Extracted data entries:
|---|

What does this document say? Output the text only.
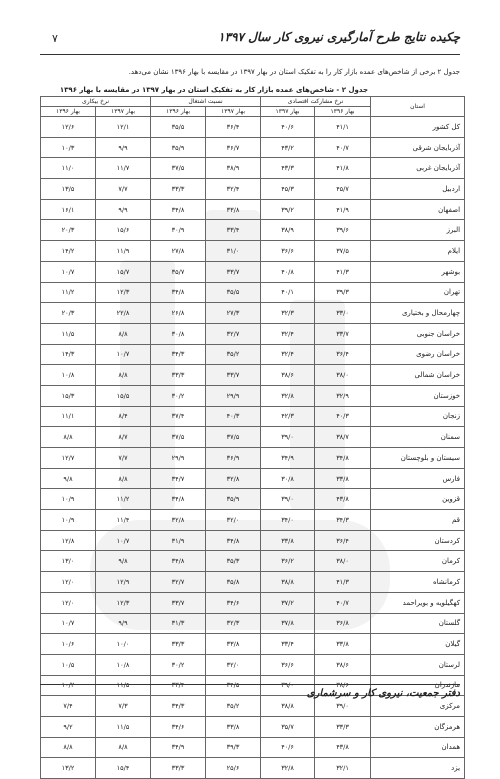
چکیده نتایج طرح آمارگیری نیروی کار سال ۱۳۹۷
۷
جدول ۲ برخی از شاخص‌های عمده بازار کار را به تفکیک استان در بهار ۱۳۹۷ در مقایسه با بهار ۱۳۹۶ نشان می‌دهد.
جدول ۲ - شاخص‌های عمده بازار کار به تفکیک استان در بهار ۱۳۹۷ در مقایسه با بهار ۱۳۹۶
استان	نرخ مشارکت اقتصادی		نسبت اشتغال		نرخ بیکاری	
	بهار ۱۳۹۶	بهار ۱۳۹۷	بهار ۱۳۹۷	بهار ۱۳۹۶	بهار ۱۳۹۷	بهار ۱۳۹۶
کل کشور	۴۱/۱	۴۰/۶	۳۶/۴	۳۵/۵	۱۲/۱	۱۲/۶
آذربایجان شرقی	۴۰/۷	۴۳/۲	۳۶/۷	۳۵/۹	۹/۹	۱۰/۳
آذربایجان غربی	۴۱/۸	۴۳/۳	۳۸/۹	۳۷/۵	۱۱/۷	۱۱/۰
اردبیل	۴۵/۷	۴۵/۳	۳۲/۴	۳۳/۳	۷/۷	۱۳/۵
اصفهان	۴۱/۹	۳۹/۲	۳۳/۸	۳۴/۸	۹/۹	۱۶/۱
البرز	۳۹/۶	۳۸/۹	۳۳/۴	۳۰/۹	۱۵/۶	۲۰/۳
ایلام	۳۷/۵	۳۶/۶	۳۱/۰	۲۷/۸	۱۱/۹	۱۴/۲
بوشهر	۴۱/۳	۴۰/۸	۳۳/۷	۳۵/۷	۱۵/۷	۱۰/۷
تهران	۳۹/۳	۴۰/۱	۳۵/۵	۳۴/۸	۱۲/۳	۱۱/۲
چهارمحال و بختیاری	۳۳/۰	۳۲/۳	۲۷/۳	۲۶/۸	۲۲/۸	۲۰/۳
خراسان جنوبی	۳۳/۷	۳۲/۴	۳۲/۷	۳۰/۸	۸/۸	۱۱/۵
خراسان رضوی	۳۶/۴	۳۲/۴	۳۵/۲	۳۴/۳	۱۰/۷	۱۴/۳
خراسان شمالی	۳۸/۰	۳۸/۶	۳۳/۷	۳۳/۳	۸/۸	۱۰/۸
خوزستان	۳۲/۹	۳۲/۸	۲۹/۹	۳۰/۲	۱۵/۵	۱۵/۳
زنجان	۴۰/۳	۴۲/۳	۴۰/۳	۳۷/۴	۸/۴	۱۱/۱
سمنان	۳۸/۷	۳۹/۰	۳۷/۵	۳۷/۵	۸/۷	۸/۸
سیستان و بلوچستان	۳۴/۸	۳۴/۹	۳۶/۹	۲۹/۹	۷/۷	۱۲/۷
فارس	۳۳/۸	۳۰/۸	۳۲/۸	۳۴/۷	۸/۸	۹/۸
قزوین	۴۳/۸	۳۹/۰	۳۵/۹	۳۴/۸	۱۱/۲	۱۰/۹
قم	۳۴/۳	۳۴/۰	۳۲/۰	۳۲/۸	۱۱/۴	۱۰/۹
کردستان	۳۶/۴	۳۳/۸	۳۴/۸	۳۱/۹	۱۰/۷	۱۲/۸
کرمان	۳۸/۰	۳۶/۲	۳۵/۳	۳۴/۸	۹/۸	۱۳/۰
کرمانشاه	۴۱/۳	۳۸/۸	۳۵/۸	۳۲/۷	۱۲/۹	۱۲/۰
کهگیلویه و بویراحمد	۴۰/۷	۳۷/۲	۳۴/۶	۳۳/۷	۱۲/۳	۱۲/۰
گلستان	۳۶/۸	۳۷/۸	۳۲/۳	۳۱/۳	۹/۹	۱۰/۷
گیلان	۳۳/۸	۳۳/۴	۳۳/۸	۳۳/۳	۱۰/۰	۱۰/۶
لرستان	۳۸/۶	۳۶/۶	۳۲/۰	۳۰/۲	۱۰/۸	۱۰/۵
مازندران	۳۸/۶	۳۹/۰	۳۴/۵	۳۳/۴	۱۱/۵	۱۰/۲
مرکزی	۳۹/۰	۳۸/۸	۳۵/۲	۳۴/۳	۷/۳	۷/۴
هرمزگان	۳۳/۳	۳۵/۷	۳۳/۸	۳۴/۶	۱۱/۵	۹/۲
همدان	۴۳/۸	۴۰/۶	۳۹/۳	۳۴/۹	۸/۸	۸/۸
یزد	۳۲/۱	۳۲/۸	۲۵/۶	۳۳/۳	۱۵/۴	۱۳/۲
دفتر جمعیت، نیروی کار و سرشماری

|---|

Exercise description:
Which lines hold the string "مقایسه"? Copy all of them from the data above.

Task result:
جدول ۲ برخی از شاخص‌های عمده بازار کار را به تفکیک استان در بهار ۱۳۹۷ در مقایسه با بهار ۱۳۹۶ نشان می‌دهد.
جدول ۲ - شاخص‌های عمده بازار کار به تفکیک استان در بهار ۱۳۹۷ در مقایسه با بهار ۱۳۹۶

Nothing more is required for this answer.